## Objective
Give back the entire listing verbatim.

Excerpts from a figure dataset:

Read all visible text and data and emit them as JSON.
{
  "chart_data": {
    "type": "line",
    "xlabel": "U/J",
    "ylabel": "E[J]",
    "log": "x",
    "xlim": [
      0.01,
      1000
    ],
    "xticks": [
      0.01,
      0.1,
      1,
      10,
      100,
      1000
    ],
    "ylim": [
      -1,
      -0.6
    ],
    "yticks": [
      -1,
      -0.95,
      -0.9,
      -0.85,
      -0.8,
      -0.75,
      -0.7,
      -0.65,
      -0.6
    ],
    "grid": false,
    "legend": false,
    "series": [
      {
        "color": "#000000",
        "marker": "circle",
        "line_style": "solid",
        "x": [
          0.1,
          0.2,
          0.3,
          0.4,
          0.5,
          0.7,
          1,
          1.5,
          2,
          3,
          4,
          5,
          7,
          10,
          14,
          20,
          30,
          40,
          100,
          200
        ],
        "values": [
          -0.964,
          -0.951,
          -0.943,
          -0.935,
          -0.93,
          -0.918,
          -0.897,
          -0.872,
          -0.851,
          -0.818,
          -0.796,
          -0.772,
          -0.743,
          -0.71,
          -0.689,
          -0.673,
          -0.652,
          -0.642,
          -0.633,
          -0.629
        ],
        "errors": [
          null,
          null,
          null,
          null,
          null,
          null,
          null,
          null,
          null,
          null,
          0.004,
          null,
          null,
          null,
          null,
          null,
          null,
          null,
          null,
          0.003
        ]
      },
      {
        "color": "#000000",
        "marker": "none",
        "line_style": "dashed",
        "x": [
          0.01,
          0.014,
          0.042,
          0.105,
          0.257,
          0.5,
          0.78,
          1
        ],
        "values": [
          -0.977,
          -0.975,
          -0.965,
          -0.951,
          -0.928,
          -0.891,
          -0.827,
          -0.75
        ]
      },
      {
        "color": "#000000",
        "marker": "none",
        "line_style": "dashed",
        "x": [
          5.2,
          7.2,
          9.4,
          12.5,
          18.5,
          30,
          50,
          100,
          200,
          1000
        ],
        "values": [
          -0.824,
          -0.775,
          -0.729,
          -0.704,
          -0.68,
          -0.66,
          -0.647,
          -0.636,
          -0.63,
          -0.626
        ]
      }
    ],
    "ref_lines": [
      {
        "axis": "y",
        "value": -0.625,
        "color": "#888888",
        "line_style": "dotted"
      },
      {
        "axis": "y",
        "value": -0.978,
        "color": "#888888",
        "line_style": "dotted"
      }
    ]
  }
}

## Complete output
Read all visible text and data and emit them as JSON.
{
  "chart_data": {
    "type": "line",
    "xlabel": "U/J",
    "ylabel": "E[J]",
    "log": "x",
    "xlim": [
      0.01,
      1000
    ],
    "xticks": [
      0.01,
      0.1,
      1,
      10,
      100,
      1000
    ],
    "ylim": [
      -1,
      -0.6
    ],
    "yticks": [
      -1,
      -0.95,
      -0.9,
      -0.85,
      -0.8,
      -0.75,
      -0.7,
      -0.65,
      -0.6
    ],
    "grid": false,
    "legend": false,
    "series": [
      {
        "color": "#000000",
        "marker": "circle",
        "line_style": "solid",
        "x": [
          0.1,
          0.2,
          0.3,
          0.4,
          0.5,
          0.7,
          1,
          1.5,
          2,
          3,
          4,
          5,
          7,
          10,
          14,
          20,
          30,
          40,
          100,
          200
        ],
        "values": [
          -0.964,
          -0.951,
          -0.943,
          -0.935,
          -0.93,
          -0.918,
          -0.897,
          -0.872,
          -0.851,
          -0.818,
          -0.796,
          -0.772,
          -0.743,
          -0.71,
          -0.689,
          -0.673,
          -0.652,
          -0.642,
          -0.633,
          -0.629
        ],
        "errors": [
          null,
          null,
          null,
          null,
          null,
          null,
          null,
          null,
          null,
          null,
          0.004,
          null,
          null,
          null,
          null,
          null,
          null,
          null,
          null,
          0.003
        ]
      },
      {
        "color": "#000000",
        "marker": "none",
        "line_style": "dashed",
        "x": [
          0.01,
          0.014,
          0.042,
          0.105,
          0.257,
          0.5,
          0.78,
          1
        ],
        "values": [
          -0.977,
          -0.975,
          -0.965,
          -0.951,
          -0.928,
          -0.891,
          -0.827,
          -0.75
        ]
      },
      {
        "color": "#000000",
        "marker": "none",
        "line_style": "dashed",
        "x": [
          5.2,
          7.2,
          9.4,
          12.5,
          18.5,
          30,
          50,
          100,
          200,
          1000
        ],
        "values": [
          -0.824,
          -0.775,
          -0.729,
          -0.704,
          -0.68,
          -0.66,
          -0.647,
          -0.636,
          -0.63,
          -0.626
        ]
      }
    ],
    "ref_lines": [
      {
        "axis": "y",
        "value": -0.625,
        "color": "#888888",
        "line_style": "dotted"
      },
      {
        "axis": "y",
        "value": -0.978,
        "color": "#888888",
        "line_style": "dotted"
      }
    ]
  }
}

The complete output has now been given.